Set exercise: Select each line where the word "value" appears.

[Extracted records]
══════════════════════════════

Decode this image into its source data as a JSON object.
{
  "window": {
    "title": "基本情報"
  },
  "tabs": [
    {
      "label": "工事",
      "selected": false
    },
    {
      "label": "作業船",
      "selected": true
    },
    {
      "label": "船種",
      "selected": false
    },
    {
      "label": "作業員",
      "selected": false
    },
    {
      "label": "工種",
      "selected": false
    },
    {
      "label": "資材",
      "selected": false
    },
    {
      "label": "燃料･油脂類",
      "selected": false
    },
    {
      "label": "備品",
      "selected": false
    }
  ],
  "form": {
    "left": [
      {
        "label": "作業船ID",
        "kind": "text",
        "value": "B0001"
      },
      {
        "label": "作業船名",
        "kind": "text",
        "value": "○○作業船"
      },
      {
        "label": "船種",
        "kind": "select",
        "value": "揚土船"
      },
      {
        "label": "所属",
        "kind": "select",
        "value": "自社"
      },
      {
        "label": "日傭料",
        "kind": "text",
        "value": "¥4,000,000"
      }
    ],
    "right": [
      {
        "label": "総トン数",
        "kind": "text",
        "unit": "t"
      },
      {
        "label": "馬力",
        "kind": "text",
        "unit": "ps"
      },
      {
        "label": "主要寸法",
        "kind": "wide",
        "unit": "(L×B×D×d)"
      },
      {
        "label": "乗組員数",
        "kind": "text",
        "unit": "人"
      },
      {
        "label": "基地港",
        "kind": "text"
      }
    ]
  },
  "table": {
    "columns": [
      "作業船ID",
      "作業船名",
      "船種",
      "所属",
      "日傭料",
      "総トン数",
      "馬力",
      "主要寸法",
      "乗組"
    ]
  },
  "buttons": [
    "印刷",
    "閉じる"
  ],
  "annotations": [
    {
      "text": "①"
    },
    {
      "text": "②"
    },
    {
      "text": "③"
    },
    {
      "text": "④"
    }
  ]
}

══════════════════════════════

Response below:
        "value": "B0001"
        "value": "○○作業船"
        "value": "揚土船"
        "value": "自社"
        "value": "¥4,000,000"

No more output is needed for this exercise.